- ENTRIES SUPPLIED

────────

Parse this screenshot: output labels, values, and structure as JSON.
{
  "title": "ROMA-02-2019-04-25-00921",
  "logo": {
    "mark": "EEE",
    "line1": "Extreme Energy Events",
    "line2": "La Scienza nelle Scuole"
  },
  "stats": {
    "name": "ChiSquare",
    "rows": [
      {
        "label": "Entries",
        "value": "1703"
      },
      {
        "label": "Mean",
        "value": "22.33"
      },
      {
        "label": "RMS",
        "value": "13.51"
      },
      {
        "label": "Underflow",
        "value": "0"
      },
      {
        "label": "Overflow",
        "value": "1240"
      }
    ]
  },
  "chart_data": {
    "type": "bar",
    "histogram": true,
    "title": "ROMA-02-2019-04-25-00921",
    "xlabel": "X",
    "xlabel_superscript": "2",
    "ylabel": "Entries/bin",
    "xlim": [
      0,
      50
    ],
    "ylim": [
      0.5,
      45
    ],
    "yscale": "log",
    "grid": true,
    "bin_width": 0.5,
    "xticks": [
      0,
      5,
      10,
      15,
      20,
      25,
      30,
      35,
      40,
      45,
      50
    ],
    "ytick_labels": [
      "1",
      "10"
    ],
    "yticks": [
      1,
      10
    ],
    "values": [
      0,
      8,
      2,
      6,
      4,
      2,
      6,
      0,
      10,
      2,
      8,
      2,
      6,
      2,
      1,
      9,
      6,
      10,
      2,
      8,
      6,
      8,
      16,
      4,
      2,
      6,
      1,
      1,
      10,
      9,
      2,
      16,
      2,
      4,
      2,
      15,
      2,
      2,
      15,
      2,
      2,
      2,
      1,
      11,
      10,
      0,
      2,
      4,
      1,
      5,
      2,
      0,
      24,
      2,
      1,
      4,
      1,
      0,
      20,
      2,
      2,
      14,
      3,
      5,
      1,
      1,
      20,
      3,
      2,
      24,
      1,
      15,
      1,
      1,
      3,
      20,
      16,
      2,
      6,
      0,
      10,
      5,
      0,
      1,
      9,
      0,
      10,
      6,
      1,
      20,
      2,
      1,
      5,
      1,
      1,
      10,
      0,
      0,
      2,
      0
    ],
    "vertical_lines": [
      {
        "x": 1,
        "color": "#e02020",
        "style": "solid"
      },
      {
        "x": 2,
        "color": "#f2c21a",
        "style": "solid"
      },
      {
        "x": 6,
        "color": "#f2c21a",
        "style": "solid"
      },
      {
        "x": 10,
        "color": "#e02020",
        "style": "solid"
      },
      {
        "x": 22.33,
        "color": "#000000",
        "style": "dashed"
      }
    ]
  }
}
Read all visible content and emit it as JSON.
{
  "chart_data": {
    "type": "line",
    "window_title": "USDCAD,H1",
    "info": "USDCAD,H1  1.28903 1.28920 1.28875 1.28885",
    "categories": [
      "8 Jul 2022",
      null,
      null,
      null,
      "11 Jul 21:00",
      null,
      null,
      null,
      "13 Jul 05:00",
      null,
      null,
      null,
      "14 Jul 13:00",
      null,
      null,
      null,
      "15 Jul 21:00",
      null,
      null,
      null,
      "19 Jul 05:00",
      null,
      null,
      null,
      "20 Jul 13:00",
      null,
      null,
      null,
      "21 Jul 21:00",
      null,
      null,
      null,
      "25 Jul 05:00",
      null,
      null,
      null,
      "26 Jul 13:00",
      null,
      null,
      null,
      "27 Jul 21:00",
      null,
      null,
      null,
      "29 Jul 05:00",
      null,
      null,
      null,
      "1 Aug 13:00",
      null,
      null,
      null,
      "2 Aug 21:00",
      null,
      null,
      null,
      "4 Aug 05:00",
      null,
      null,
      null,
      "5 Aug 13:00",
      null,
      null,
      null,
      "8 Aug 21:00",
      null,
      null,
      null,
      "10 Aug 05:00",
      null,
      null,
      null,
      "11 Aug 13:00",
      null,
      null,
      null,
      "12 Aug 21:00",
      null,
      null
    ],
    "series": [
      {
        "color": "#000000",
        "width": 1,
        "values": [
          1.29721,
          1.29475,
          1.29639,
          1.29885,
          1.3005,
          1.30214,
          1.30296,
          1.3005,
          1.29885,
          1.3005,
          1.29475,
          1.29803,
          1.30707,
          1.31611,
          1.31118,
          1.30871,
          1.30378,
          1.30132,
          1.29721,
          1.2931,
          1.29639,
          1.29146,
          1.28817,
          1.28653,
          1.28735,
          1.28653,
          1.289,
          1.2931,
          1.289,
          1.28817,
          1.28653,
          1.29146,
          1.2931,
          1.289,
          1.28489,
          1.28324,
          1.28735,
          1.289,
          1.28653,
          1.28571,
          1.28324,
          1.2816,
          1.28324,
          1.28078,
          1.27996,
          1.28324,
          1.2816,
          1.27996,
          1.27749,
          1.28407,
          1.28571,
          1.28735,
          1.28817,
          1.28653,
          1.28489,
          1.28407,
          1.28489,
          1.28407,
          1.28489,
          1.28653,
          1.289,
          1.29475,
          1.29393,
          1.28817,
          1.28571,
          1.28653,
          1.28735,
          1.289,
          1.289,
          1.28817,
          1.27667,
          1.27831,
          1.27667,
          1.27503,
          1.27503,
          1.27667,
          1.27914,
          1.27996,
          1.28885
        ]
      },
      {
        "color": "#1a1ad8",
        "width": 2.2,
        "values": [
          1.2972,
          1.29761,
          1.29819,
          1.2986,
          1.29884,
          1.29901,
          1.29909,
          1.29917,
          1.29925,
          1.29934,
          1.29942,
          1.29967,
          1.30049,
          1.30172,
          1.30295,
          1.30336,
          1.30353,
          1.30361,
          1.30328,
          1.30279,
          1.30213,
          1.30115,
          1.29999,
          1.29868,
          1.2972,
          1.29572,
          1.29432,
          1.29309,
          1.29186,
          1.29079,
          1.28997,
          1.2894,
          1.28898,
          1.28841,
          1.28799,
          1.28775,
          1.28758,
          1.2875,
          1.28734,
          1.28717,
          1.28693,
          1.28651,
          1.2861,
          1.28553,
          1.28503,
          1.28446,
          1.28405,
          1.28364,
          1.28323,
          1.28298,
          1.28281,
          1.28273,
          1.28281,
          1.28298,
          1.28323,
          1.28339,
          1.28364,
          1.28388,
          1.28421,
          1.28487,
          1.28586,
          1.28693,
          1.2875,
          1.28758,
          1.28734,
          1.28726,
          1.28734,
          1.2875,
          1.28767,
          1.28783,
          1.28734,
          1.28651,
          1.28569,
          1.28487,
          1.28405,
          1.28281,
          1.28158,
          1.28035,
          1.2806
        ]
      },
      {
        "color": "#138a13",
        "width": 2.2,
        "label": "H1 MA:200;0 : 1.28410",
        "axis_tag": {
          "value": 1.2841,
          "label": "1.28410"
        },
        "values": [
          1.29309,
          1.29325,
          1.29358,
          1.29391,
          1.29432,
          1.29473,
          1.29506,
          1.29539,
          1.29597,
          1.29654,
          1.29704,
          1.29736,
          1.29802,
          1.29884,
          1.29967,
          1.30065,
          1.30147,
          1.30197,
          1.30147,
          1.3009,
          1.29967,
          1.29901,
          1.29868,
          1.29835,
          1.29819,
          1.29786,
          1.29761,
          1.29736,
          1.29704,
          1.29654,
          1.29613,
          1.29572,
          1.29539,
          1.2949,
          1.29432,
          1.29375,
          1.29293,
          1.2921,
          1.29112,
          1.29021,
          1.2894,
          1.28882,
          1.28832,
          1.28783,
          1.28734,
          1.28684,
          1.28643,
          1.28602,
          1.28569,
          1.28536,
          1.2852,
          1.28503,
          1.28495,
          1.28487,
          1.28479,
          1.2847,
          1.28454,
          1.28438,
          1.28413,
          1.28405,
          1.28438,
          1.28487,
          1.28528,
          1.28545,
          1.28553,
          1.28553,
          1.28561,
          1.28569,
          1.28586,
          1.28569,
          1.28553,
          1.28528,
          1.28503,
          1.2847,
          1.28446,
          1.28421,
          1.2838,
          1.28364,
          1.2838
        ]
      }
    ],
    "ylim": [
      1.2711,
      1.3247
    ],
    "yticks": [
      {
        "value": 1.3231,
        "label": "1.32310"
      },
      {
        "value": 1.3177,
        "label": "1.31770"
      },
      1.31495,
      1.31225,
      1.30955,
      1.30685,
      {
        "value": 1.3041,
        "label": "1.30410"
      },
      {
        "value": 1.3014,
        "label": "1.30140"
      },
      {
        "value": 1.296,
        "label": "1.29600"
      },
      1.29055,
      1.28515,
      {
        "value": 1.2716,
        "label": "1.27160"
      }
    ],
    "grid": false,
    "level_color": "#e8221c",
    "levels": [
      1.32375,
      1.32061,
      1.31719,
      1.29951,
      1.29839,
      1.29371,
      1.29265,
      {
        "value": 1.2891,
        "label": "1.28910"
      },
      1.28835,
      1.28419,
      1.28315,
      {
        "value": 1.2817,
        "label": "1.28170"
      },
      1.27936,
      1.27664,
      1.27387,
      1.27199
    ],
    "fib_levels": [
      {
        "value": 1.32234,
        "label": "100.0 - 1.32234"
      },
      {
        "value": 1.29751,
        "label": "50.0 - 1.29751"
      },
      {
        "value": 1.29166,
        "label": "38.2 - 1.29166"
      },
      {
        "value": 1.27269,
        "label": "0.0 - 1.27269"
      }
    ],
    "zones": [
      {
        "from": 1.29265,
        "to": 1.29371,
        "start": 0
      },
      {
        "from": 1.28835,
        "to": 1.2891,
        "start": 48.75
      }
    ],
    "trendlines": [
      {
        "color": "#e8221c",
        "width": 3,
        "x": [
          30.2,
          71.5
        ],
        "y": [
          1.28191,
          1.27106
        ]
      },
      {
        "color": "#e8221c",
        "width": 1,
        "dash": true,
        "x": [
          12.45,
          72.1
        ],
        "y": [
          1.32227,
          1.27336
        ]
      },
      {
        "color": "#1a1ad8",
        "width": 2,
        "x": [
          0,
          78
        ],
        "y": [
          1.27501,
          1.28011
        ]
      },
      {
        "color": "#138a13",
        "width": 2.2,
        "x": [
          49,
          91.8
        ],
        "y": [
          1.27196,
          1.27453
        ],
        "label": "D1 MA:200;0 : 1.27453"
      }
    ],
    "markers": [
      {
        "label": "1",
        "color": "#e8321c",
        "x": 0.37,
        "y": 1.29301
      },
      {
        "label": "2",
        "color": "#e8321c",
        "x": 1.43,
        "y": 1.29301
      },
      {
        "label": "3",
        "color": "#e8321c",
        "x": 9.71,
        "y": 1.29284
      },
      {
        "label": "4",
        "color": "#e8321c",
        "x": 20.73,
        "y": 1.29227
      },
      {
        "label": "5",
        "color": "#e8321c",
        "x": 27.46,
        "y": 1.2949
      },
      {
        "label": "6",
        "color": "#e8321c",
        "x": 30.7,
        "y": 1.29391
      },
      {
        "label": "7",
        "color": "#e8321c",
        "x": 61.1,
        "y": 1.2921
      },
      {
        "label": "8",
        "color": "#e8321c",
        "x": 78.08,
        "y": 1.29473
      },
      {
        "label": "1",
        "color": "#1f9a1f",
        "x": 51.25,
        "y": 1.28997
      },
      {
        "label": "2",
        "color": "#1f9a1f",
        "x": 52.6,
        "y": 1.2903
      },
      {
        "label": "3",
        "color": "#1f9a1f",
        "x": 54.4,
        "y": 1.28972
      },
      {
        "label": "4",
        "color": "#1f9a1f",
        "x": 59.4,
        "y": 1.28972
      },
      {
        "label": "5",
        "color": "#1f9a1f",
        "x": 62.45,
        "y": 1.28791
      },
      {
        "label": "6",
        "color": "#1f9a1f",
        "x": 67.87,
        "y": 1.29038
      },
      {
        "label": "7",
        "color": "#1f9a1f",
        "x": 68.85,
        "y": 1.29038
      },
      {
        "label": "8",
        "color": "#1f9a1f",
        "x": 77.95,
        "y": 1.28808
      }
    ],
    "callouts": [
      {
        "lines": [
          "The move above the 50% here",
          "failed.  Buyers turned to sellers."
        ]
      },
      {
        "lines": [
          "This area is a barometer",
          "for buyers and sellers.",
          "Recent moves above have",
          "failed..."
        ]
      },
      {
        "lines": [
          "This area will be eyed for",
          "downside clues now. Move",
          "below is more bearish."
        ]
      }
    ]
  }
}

────────

- WHAT IS NEEDED
How many lines in the records above hold the word "sellers"? Give only the number.

- FULL SOLUTION
2